§ **Extracted information**
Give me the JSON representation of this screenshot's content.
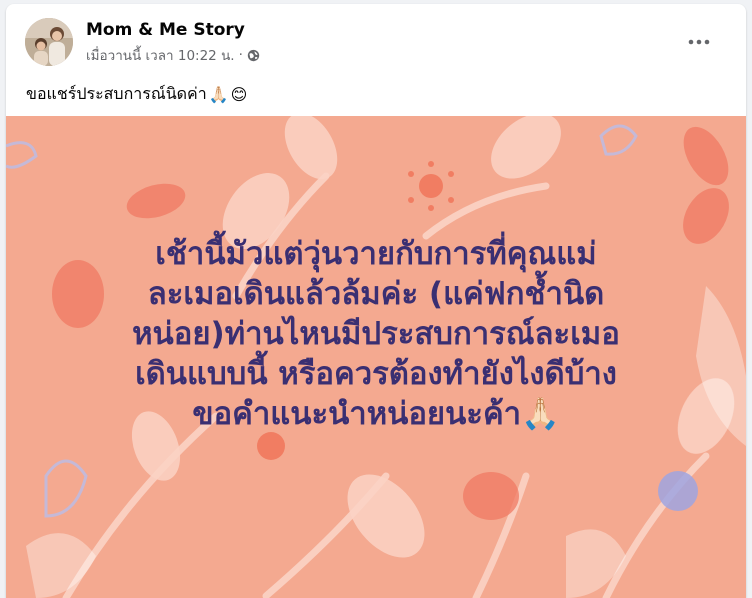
{
  "post": {
    "author_name": "Mom & Me Story",
    "timestamp": "เมื่อวานนี้ เวลา 10:22 น.",
    "separator": "·",
    "privacy_icon": "globe-icon",
    "more_icon": "more-options-icon",
    "caption": "ขอแชร์ประสบการณ์นิดค่า",
    "caption_emojis": [
      "🙏🏻",
      "😊"
    ],
    "image_text": "เช้านี้มัวแต่วุ่นวายกับการที่คุณแม่\nละเมอเดินแล้วล้มค่ะ (แค่ฟกช้ำนิด\nหน่อย)ท่านไหนมีประสบการณ์ละเมอ\nเดินแบบนี้ หรือควรต้องทำยังไงดีบ้าง\nขอคำแนะนำหน่อยนะค้า🙏🏻",
    "image_bg_color": "#f4a990",
    "image_text_color": "#3a2f72"
  }
}
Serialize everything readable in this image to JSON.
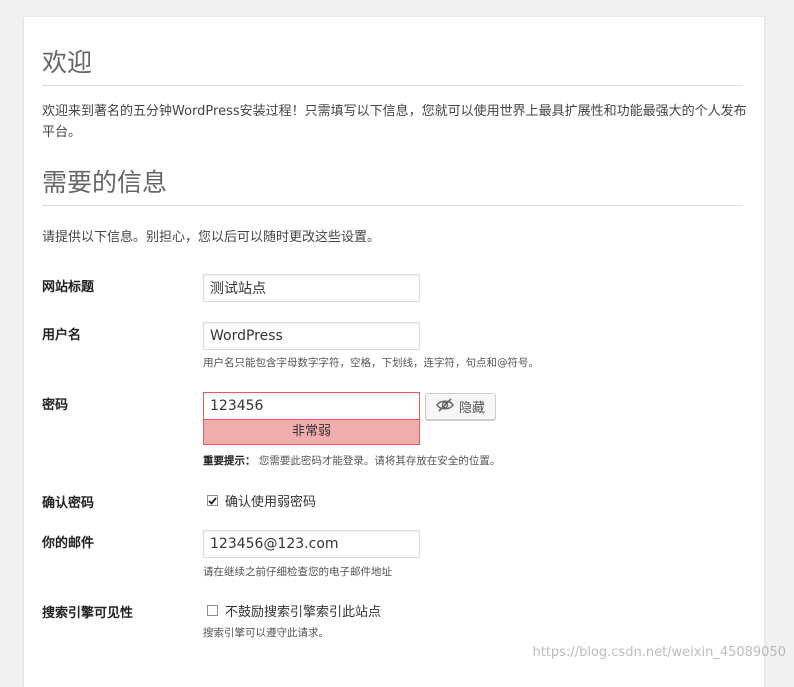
{
  "welcome": {
    "title": "欢迎",
    "text": "欢迎来到著名的五分钟WordPress安装过程！只需填写以下信息，您就可以使用世界上最具扩展性和功能最强大的个人发布平台。"
  },
  "info": {
    "title": "需要的信息",
    "text": "请提供以下信息。别担心，您以后可以随时更改这些设置。"
  },
  "form": {
    "site_title": {
      "label": "网站标题",
      "value": "测试站点"
    },
    "username": {
      "label": "用户名",
      "value": "WordPress",
      "hint": "用户名只能包含字母数字字符，空格，下划线，连字符，句点和@符号。"
    },
    "password": {
      "label": "密码",
      "value": "123456",
      "hide_label": "隐藏",
      "strength": "非常弱",
      "hint_strong": "重要提示：",
      "hint": "您需要此密码才能登录。请将其存放在安全的位置。"
    },
    "confirm": {
      "label": "确认密码",
      "checkbox_label": "确认使用弱密码",
      "checked": true
    },
    "email": {
      "label": "你的邮件",
      "value": "123456@123.com",
      "hint": "请在继续之前仔细检查您的电子邮件地址"
    },
    "visibility": {
      "label": "搜索引擎可见性",
      "checkbox_label": "不鼓励搜索引擎索引此站点",
      "checked": false,
      "hint": "搜索引擎可以遵守此请求。"
    }
  },
  "watermark": "https://blog.csdn.net/weixin_45089050",
  "colors": {
    "weak_bg": "#f1adad",
    "weak_border": "#e35b5b"
  },
  "icons": {
    "hide": "eye-slash-icon",
    "check": "checkmark"
  }
}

§ **Task directions**
Omit every picture, and otherwise quote the entries exactly.

§ **Reply to the task**
Give me the JSON representation of this screenshot's content.
{
  "post": {
    "author_name": "Mom & Me Story",
    "timestamp": "เมื่อวานนี้ เวลา 10:22 น.",
    "separator": "·",
    "privacy_icon": "globe-icon",
    "more_icon": "more-options-icon",
    "caption": "ขอแชร์ประสบการณ์นิดค่า",
    "caption_emojis": [
      "🙏🏻",
      "😊"
    ],
    "image_text": "เช้านี้มัวแต่วุ่นวายกับการที่คุณแม่\nละเมอเดินแล้วล้มค่ะ (แค่ฟกช้ำนิด\nหน่อย)ท่านไหนมีประสบการณ์ละเมอ\nเดินแบบนี้ หรือควรต้องทำยังไงดีบ้าง\nขอคำแนะนำหน่อยนะค้า🙏🏻",
    "image_bg_color": "#f4a990",
    "image_text_color": "#3a2f72"
  }
}
Serialize everything readable in this image to JSON.
{
  "welcome": {
    "title": "欢迎",
    "text": "欢迎来到著名的五分钟WordPress安装过程！只需填写以下信息，您就可以使用世界上最具扩展性和功能最强大的个人发布平台。"
  },
  "info": {
    "title": "需要的信息",
    "text": "请提供以下信息。别担心，您以后可以随时更改这些设置。"
  },
  "form": {
    "site_title": {
      "label": "网站标题",
      "value": "测试站点"
    },
    "username": {
      "label": "用户名",
      "value": "WordPress",
      "hint": "用户名只能包含字母数字字符，空格，下划线，连字符，句点和@符号。"
    },
    "password": {
      "label": "密码",
      "value": "123456",
      "hide_label": "隐藏",
      "strength": "非常弱",
      "hint_strong": "重要提示：",
      "hint": "您需要此密码才能登录。请将其存放在安全的位置。"
    },
    "confirm": {
      "label": "确认密码",
      "checkbox_label": "确认使用弱密码",
      "checked": true
    },
    "email": {
      "label": "你的邮件",
      "value": "123456@123.com",
      "hint": "请在继续之前仔细检查您的电子邮件地址"
    },
    "visibility": {
      "label": "搜索引擎可见性",
      "checkbox_label": "不鼓励搜索引擎索引此站点",
      "checked": false,
      "hint": "搜索引擎可以遵守此请求。"
    }
  },
  "watermark": "https://blog.csdn.net/weixin_45089050",
  "colors": {
    "weak_bg": "#f1adad",
    "weak_border": "#e35b5b"
  },
  "icons": {
    "hide": "eye-slash-icon",
    "check": "checkmark"
  }
}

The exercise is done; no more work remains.